• _SUPPLIED TEXT_:
━━━━━━━━

# Analyze World Population Data

## Analysis

In [None]:
import pandas as pd
import seaborn as sns
import numpy as np
import statistics as st
import matplotlib.pyplot as plt
import scipy

# From https://drive.google.com/file/d/181fFa4h4EigLpMlyu3DXaptm41tXVrNS/view
df = pd.read_csv(
    "https://drive.google.com/uc?id=181fFa4h4EigLpMlyu3DXaptm41tXVrNS",
    index_col=0,
)
df.shape

In [None]:
df.columns

In [None]:
df[df.columns[::-1]].head()

In [17]:
df['education_expenditure_per_inhabitant'].str.replace(',','')
df['education_expenditure_per_inhabitant'] = df['education_expenditure_per_inhabitant'].str.replace(',','')
df['education_expenditure_per_inhabitant'] = df['education_expenditure_per_inhabitant'].astype('Int64')

━━━━━━━━

Carry the world population analysis notebook forward from its last line.

Data listing:
━━━━━━━━

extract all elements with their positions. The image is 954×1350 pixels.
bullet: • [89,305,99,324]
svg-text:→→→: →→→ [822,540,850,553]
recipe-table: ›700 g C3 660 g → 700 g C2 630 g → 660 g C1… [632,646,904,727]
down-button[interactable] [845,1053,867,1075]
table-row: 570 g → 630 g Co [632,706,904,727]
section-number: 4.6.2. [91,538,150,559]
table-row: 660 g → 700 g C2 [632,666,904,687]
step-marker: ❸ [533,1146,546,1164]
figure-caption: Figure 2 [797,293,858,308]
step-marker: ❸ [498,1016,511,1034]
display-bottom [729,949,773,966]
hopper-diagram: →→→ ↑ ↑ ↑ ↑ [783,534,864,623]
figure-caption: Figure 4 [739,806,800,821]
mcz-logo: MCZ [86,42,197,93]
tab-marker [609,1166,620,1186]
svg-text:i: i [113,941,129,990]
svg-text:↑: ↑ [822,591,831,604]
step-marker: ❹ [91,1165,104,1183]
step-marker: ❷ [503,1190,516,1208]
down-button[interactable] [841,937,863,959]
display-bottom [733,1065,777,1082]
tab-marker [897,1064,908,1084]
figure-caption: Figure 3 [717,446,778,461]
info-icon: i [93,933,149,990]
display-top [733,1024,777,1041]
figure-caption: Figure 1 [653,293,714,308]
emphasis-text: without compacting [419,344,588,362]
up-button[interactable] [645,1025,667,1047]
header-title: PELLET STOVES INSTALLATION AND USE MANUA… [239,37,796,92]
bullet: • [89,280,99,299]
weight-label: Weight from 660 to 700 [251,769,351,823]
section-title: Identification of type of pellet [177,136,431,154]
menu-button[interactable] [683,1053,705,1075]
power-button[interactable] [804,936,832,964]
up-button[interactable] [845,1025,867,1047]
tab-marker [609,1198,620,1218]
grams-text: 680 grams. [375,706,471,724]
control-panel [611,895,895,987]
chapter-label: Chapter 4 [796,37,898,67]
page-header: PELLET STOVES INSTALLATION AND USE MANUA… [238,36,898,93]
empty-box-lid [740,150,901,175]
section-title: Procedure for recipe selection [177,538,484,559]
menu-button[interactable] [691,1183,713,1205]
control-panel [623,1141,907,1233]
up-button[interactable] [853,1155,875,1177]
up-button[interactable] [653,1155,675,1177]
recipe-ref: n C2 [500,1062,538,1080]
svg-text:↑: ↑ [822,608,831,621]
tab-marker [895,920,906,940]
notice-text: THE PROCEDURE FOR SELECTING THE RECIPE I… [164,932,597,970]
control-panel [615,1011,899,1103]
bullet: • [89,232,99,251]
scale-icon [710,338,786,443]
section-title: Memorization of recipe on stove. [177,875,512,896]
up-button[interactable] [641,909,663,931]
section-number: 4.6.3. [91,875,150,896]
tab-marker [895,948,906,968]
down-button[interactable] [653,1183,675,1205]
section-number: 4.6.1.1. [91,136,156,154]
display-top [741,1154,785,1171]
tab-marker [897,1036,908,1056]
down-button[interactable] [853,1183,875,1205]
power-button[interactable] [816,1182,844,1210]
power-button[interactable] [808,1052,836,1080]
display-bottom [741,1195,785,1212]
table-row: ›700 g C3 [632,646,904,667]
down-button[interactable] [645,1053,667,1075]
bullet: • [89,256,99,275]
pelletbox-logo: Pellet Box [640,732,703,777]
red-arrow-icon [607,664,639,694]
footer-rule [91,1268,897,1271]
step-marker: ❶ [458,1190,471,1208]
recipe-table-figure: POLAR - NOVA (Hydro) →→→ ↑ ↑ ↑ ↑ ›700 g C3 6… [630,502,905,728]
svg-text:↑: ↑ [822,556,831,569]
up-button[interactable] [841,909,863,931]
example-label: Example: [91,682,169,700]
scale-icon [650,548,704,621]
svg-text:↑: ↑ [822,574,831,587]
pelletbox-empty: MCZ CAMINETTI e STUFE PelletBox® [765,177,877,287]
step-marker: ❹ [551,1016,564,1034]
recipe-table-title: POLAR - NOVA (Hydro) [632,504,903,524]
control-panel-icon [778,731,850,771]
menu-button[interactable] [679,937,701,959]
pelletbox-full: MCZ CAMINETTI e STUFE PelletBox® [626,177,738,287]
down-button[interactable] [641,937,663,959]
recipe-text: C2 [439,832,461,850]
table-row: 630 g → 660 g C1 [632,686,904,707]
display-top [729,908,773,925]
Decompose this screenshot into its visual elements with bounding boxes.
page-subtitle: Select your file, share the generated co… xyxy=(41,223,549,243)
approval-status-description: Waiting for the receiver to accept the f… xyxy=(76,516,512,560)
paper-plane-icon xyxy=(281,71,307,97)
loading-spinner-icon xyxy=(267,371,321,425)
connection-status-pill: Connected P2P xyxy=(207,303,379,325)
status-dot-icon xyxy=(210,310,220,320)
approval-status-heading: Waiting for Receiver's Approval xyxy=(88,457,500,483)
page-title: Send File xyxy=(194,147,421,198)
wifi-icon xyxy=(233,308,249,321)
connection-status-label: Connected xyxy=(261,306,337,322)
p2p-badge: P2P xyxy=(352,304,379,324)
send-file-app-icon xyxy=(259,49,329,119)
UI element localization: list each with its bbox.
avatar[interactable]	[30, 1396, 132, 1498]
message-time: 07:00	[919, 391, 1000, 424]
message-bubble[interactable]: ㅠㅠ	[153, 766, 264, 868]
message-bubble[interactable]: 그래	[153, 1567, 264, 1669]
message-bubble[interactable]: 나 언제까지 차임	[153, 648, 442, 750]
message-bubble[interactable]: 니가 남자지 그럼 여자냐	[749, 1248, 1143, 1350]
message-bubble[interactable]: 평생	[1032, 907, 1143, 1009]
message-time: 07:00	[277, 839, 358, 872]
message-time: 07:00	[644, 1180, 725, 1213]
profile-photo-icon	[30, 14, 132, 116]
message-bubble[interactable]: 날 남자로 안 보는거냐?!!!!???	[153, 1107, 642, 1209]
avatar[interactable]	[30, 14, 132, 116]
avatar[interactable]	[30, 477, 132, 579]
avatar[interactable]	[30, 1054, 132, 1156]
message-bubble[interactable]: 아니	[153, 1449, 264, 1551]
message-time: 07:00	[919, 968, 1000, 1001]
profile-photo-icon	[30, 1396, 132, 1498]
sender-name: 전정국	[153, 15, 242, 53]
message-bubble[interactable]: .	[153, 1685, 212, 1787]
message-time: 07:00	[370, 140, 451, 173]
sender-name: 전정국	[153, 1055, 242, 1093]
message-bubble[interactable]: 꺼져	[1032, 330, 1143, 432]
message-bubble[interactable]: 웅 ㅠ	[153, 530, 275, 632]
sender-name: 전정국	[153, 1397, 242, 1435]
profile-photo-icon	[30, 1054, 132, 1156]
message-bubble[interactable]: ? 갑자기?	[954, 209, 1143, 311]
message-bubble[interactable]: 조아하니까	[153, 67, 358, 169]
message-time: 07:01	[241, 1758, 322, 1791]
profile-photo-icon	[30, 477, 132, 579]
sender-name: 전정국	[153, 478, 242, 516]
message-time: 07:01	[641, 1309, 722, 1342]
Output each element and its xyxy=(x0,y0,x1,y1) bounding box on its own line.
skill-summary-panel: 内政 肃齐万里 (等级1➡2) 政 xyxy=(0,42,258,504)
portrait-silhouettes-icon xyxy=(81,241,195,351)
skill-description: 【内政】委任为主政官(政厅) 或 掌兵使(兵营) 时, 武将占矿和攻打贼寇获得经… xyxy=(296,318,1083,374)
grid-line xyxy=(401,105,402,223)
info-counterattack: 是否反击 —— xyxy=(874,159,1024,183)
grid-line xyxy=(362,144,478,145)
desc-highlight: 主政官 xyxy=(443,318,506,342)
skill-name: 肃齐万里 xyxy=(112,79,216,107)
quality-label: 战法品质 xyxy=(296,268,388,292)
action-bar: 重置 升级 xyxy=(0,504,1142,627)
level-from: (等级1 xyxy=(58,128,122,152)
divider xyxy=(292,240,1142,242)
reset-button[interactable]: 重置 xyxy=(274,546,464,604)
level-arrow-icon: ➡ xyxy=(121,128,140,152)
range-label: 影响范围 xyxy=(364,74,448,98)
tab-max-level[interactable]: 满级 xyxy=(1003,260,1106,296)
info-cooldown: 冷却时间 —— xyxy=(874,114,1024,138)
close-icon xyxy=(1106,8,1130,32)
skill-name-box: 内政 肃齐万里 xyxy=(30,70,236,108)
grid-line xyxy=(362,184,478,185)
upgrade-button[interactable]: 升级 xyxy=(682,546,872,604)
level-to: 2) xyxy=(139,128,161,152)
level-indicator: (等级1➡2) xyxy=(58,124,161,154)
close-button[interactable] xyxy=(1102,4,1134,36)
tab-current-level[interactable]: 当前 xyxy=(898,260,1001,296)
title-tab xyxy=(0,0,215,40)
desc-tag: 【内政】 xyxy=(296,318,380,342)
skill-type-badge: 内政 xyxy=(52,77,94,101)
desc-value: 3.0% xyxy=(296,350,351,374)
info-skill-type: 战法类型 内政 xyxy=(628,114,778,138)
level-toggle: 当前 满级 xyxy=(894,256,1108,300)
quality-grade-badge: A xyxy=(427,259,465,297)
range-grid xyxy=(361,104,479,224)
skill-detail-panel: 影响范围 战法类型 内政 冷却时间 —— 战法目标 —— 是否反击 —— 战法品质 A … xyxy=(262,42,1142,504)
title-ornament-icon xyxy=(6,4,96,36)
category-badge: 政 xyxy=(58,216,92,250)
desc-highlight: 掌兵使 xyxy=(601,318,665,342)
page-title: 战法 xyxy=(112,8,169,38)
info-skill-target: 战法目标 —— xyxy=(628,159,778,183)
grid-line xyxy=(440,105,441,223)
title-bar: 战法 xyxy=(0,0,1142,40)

━━━━━━━━

• _RESPONSE TO THE EXERCISE_:
In [None]:
df.info()

In [None]:
df.describe()

In [None]:
import matplotlib.pyplot as plt

fig, ax = plt.subplots(figsize=(25,10))
sns.heatmap(df.corr(method="kendall"), annot=True, fmt=".3f", ax=ax);

In [None]:
correlations1 = df.corr()['iq'].dropna()
print(correlations1.sort_values(ascending=False))

Testing Hypotheses

In [22]:
columns_of_interest1 = ['iq', 'health', 'birth_rate',
        'male_life_expectancy', 'female_life_expectancy', 
        'death_rate', 'male_height', 'female_height', 
        'male_weight', 'female_weight','male_bmi', 'female_bmi']
df_iq_health = df[columns_of_interest1]

In [None]:
fig, ax = plt.subplots(figsize=(25,10))
sns.heatmap(df_iq_health.corr(method="kendall"), annot=True, fmt=".3f", ax=ax)


In [None]:
sns.lmplot(data=df_iq_health, x= 'iq', y= 'female_life_expectancy', line_kws = {'color': 'red'} )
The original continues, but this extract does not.